• _What is needed_: Copy each line of the records below that has "Reductionsverhältniss" in it.

(Stored data entries)
____

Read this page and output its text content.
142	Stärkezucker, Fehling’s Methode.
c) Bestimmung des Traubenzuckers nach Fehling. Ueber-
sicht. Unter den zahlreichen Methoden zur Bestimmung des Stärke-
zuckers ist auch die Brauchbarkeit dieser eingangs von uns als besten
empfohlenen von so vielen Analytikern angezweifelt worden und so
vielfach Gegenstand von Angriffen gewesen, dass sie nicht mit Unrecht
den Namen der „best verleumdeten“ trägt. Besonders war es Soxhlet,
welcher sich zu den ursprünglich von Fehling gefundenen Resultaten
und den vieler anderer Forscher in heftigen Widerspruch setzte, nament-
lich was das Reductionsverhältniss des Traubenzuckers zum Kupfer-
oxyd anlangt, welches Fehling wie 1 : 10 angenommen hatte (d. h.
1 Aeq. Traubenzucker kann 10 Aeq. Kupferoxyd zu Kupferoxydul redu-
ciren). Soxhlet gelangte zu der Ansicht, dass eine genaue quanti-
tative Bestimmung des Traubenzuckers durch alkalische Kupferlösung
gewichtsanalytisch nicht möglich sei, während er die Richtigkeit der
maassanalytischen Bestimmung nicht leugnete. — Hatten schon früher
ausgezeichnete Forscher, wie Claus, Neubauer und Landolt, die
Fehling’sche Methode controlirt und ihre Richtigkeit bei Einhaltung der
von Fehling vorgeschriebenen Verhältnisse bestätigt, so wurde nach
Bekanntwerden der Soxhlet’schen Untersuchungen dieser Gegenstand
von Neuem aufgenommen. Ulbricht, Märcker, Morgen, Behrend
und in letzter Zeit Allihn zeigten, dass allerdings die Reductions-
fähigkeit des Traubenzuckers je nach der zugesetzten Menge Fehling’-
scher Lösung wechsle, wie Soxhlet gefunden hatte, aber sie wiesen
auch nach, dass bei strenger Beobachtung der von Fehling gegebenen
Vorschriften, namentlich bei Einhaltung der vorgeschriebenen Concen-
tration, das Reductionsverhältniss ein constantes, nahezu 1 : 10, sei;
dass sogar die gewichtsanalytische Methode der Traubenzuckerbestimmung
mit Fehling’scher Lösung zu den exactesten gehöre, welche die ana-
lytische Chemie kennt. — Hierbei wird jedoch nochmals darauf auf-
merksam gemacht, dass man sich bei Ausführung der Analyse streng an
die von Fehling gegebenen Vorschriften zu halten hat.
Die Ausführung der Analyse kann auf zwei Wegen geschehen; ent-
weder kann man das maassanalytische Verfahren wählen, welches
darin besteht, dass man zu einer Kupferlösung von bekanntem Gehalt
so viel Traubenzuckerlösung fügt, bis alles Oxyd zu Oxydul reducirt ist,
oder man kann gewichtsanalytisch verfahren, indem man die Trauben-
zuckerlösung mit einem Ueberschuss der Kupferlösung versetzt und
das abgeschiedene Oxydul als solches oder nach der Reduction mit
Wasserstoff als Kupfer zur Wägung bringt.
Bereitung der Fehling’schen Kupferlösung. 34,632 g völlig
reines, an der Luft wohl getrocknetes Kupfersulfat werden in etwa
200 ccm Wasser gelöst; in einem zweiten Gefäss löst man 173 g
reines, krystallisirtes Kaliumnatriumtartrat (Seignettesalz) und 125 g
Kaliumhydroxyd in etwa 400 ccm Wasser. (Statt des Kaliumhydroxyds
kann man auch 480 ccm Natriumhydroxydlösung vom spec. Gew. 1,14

____

• _Result of this task_:
lich was das Reductionsverhältniss des Traubenzuckers zum Kupfer-
tration, das Reductionsverhältniss ein constantes, nahezu 1 : 10, sei;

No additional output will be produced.